Task input:
:::::

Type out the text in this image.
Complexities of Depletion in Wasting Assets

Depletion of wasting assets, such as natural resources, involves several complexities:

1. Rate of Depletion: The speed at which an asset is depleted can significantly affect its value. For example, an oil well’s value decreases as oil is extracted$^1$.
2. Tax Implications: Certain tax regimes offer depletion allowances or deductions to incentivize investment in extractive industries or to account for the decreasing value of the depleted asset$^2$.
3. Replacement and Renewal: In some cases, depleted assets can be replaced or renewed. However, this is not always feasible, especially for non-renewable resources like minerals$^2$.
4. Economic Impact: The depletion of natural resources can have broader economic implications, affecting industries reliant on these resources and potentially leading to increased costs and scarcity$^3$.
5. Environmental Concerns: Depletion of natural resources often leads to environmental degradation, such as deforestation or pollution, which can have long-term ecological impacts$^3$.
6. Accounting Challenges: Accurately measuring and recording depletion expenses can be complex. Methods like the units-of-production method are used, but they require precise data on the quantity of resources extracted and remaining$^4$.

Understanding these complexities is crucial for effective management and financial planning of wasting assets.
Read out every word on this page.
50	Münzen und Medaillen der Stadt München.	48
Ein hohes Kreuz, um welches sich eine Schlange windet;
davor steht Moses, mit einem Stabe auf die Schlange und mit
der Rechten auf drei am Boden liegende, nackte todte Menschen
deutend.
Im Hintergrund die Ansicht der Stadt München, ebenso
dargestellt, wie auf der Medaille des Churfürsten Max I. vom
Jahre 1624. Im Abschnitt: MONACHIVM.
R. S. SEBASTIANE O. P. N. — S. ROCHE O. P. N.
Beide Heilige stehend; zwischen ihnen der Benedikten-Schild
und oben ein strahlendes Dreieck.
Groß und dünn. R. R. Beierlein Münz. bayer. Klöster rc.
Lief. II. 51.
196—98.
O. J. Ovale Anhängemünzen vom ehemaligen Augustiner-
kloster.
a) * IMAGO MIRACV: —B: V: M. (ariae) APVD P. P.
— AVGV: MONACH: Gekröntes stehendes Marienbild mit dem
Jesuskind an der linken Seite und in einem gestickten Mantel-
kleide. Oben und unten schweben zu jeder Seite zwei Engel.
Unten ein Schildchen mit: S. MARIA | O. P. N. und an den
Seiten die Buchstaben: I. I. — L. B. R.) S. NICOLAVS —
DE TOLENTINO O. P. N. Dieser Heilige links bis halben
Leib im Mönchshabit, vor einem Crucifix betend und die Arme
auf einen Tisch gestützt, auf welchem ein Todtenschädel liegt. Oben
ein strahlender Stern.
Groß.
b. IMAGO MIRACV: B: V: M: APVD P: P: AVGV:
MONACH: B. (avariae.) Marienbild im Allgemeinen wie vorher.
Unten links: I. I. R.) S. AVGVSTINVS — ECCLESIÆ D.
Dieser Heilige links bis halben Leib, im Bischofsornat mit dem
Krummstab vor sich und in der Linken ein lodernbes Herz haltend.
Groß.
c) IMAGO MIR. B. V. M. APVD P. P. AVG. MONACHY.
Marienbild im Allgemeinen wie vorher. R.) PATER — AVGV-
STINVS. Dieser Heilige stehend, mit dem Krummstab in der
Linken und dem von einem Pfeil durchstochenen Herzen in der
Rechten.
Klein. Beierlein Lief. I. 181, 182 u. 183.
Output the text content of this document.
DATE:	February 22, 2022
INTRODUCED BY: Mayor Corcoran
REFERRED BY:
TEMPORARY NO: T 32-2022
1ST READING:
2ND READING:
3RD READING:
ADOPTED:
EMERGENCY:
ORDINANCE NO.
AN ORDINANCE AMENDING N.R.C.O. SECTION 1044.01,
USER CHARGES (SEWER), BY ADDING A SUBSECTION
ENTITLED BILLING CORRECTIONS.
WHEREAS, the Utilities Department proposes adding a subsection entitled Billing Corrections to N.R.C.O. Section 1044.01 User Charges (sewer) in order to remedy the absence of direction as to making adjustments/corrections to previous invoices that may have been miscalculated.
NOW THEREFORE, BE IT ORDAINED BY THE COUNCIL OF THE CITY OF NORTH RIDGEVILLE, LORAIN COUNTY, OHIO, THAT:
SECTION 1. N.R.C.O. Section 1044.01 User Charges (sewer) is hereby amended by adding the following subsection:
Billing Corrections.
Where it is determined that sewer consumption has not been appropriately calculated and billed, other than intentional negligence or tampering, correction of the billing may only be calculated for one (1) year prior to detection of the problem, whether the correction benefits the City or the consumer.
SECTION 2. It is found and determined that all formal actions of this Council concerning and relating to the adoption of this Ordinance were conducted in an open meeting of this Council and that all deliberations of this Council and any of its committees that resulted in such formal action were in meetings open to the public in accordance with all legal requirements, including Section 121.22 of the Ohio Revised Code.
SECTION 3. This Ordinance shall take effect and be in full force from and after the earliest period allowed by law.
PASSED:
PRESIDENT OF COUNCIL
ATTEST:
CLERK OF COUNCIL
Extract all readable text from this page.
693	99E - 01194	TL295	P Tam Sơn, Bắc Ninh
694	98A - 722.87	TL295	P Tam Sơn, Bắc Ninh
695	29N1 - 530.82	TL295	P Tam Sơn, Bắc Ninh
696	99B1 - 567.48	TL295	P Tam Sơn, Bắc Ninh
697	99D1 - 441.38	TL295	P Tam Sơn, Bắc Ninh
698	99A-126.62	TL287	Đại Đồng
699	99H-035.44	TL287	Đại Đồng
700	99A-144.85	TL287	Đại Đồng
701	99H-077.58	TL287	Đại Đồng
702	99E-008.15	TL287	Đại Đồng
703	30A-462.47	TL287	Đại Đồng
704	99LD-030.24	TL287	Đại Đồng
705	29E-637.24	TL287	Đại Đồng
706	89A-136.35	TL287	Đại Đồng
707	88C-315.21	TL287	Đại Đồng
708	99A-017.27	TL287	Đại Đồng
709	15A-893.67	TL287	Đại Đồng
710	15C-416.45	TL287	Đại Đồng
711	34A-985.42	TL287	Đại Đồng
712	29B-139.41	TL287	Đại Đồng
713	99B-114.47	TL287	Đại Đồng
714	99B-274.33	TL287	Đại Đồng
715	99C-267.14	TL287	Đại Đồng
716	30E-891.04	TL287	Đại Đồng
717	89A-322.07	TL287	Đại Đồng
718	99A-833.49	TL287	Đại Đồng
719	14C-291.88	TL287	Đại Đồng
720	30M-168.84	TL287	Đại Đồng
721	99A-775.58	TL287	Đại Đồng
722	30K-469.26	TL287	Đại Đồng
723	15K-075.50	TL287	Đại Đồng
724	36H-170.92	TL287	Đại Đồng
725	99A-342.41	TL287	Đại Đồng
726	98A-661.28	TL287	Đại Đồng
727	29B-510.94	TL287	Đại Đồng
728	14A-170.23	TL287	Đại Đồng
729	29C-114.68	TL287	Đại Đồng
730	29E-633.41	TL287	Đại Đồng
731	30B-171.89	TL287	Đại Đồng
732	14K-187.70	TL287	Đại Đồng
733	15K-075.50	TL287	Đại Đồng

:::::

Exercise prompt: Each entry above is to be printed again exactly.

Complete output:
Type out the text in this image.
Complexities of Depletion in Wasting Assets

Depletion of wasting assets, such as natural resources, involves several complexities:

1. Rate of Depletion: The speed at which an asset is depleted can significantly affect its value. For example, an oil well’s value decreases as oil is extracted$^1$.
2. Tax Implications: Certain tax regimes offer depletion allowances or deductions to incentivize investment in extractive industries or to account for the decreasing value of the depleted asset$^2$.
3. Replacement and Renewal: In some cases, depleted assets can be replaced or renewed. However, this is not always feasible, especially for non-renewable resources like minerals$^2$.
4. Economic Impact: The depletion of natural resources can have broader economic implications, affecting industries reliant on these resources and potentially leading to increased costs and scarcity$^3$.
5. Environmental Concerns: Depletion of natural resources often leads to environmental degradation, such as deforestation or pollution, which can have long-term ecological impacts$^3$.
6. Accounting Challenges: Accurately measuring and recording depletion expenses can be complex. Methods like the units-of-production method are used, but they require precise data on the quantity of resources extracted and remaining$^4$.

Understanding these complexities is crucial for effective management and financial planning of wasting assets.
Read out every word on this page.
50	Münzen und Medaillen der Stadt München.	48
Ein hohes Kreuz, um welches sich eine Schlange windet;
davor steht Moses, mit einem Stabe auf die Schlange und mit
der Rechten auf drei am Boden liegende, nackte todte Menschen
deutend.
Im Hintergrund die Ansicht der Stadt München, ebenso
dargestellt, wie auf der Medaille des Churfürsten Max I. vom
Jahre 1624. Im Abschnitt: MONACHIVM.
R. S. SEBASTIANE O. P. N. — S. ROCHE O. P. N.
Beide Heilige stehend; zwischen ihnen der Benedikten-Schild
und oben ein strahlendes Dreieck.
Groß und dünn. R. R. Beierlein Münz. bayer. Klöster rc.
Lief. II. 51.
196—98.
O. J. Ovale Anhängemünzen vom ehemaligen Augustiner-
kloster.
a) * IMAGO MIRACV: —B: V: M. (ariae) APVD P. P.
— AVGV: MONACH: Gekröntes stehendes Marienbild mit dem
Jesuskind an der linken Seite und in einem gestickten Mantel-
kleide. Oben und unten schweben zu jeder Seite zwei Engel.
Unten ein Schildchen mit: S. MARIA | O. P. N. und an den
Seiten die Buchstaben: I. I. — L. B. R.) S. NICOLAVS —
DE TOLENTINO O. P. N. Dieser Heilige links bis halben
Leib im Mönchshabit, vor einem Crucifix betend und die Arme
auf einen Tisch gestützt, auf welchem ein Todtenschädel liegt. Oben
ein strahlender Stern.
Groß.
b. IMAGO MIRACV: B: V: M: APVD P: P: AVGV:
MONACH: B. (avariae.) Marienbild im Allgemeinen wie vorher.
Unten links: I. I. R.) S. AVGVSTINVS — ECCLESIÆ D.
Dieser Heilige links bis halben Leib, im Bischofsornat mit dem
Krummstab vor sich und in der Linken ein lodernbes Herz haltend.
Groß.
c) IMAGO MIR. B. V. M. APVD P. P. AVG. MONACHY.
Marienbild im Allgemeinen wie vorher. R.) PATER — AVGV-
STINVS. Dieser Heilige stehend, mit dem Krummstab in der
Linken und dem von einem Pfeil durchstochenen Herzen in der
Rechten.
Klein. Beierlein Lief. I. 181, 182 u. 183.
Output the text content of this document.
DATE:	February 22, 2022
INTRODUCED BY: Mayor Corcoran
REFERRED BY:
TEMPORARY NO: T 32-2022
1ST READING:
2ND READING:
3RD READING:
ADOPTED:
EMERGENCY:
ORDINANCE NO.
AN ORDINANCE AMENDING N.R.C.O. SECTION 1044.01,
USER CHARGES (SEWER), BY ADDING A SUBSECTION
ENTITLED BILLING CORRECTIONS.
WHEREAS, the Utilities Department proposes adding a subsection entitled Billing Corrections to N.R.C.O. Section 1044.01 User Charges (sewer) in order to remedy the absence of direction as to making adjustments/corrections to previous invoices that may have been miscalculated.
NOW THEREFORE, BE IT ORDAINED BY THE COUNCIL OF THE CITY OF NORTH RIDGEVILLE, LORAIN COUNTY, OHIO, THAT:
SECTION 1. N.R.C.O. Section 1044.01 User Charges (sewer) is hereby amended by adding the following subsection:
Billing Corrections.
Where it is determined that sewer consumption has not been appropriately calculated and billed, other than intentional negligence or tampering, correction of the billing may only be calculated for one (1) year prior to detection of the problem, whether the correction benefits the City or the consumer.
SECTION 2. It is found and determined that all formal actions of this Council concerning and relating to the adoption of this Ordinance were conducted in an open meeting of this Council and that all deliberations of this Council and any of its committees that resulted in such formal action were in meetings open to the public in accordance with all legal requirements, including Section 121.22 of the Ohio Revised Code.
SECTION 3. This Ordinance shall take effect and be in full force from and after the earliest period allowed by law.
PASSED:
PRESIDENT OF COUNCIL
ATTEST:
CLERK OF COUNCIL
Extract all readable text from this page.
693	99E - 01194	TL295	P Tam Sơn, Bắc Ninh
694	98A - 722.87	TL295	P Tam Sơn, Bắc Ninh
695	29N1 - 530.82	TL295	P Tam Sơn, Bắc Ninh
696	99B1 - 567.48	TL295	P Tam Sơn, Bắc Ninh
697	99D1 - 441.38	TL295	P Tam Sơn, Bắc Ninh
698	99A-126.62	TL287	Đại Đồng
699	99H-035.44	TL287	Đại Đồng
700	99A-144.85	TL287	Đại Đồng
701	99H-077.58	TL287	Đại Đồng
702	99E-008.15	TL287	Đại Đồng
703	30A-462.47	TL287	Đại Đồng
704	99LD-030.24	TL287	Đại Đồng
705	29E-637.24	TL287	Đại Đồng
706	89A-136.35	TL287	Đại Đồng
707	88C-315.21	TL287	Đại Đồng
708	99A-017.27	TL287	Đại Đồng
709	15A-893.67	TL287	Đại Đồng
710	15C-416.45	TL287	Đại Đồng
711	34A-985.42	TL287	Đại Đồng
712	29B-139.41	TL287	Đại Đồng
713	99B-114.47	TL287	Đại Đồng
714	99B-274.33	TL287	Đại Đồng
715	99C-267.14	TL287	Đại Đồng
716	30E-891.04	TL287	Đại Đồng
717	89A-322.07	TL287	Đại Đồng
718	99A-833.49	TL287	Đại Đồng
719	14C-291.88	TL287	Đại Đồng
720	30M-168.84	TL287	Đại Đồng
721	99A-775.58	TL287	Đại Đồng
722	30K-469.26	TL287	Đại Đồng
723	15K-075.50	TL287	Đại Đồng
724	36H-170.92	TL287	Đại Đồng
725	99A-342.41	TL287	Đại Đồng
726	98A-661.28	TL287	Đại Đồng
727	29B-510.94	TL287	Đại Đồng
728	14A-170.23	TL287	Đại Đồng
729	29C-114.68	TL287	Đại Đồng
730	29E-633.41	TL287	Đại Đồng
731	30B-171.89	TL287	Đại Đồng
732	14K-187.70	TL287	Đại Đồng
733	15K-075.50	TL287	Đại Đồng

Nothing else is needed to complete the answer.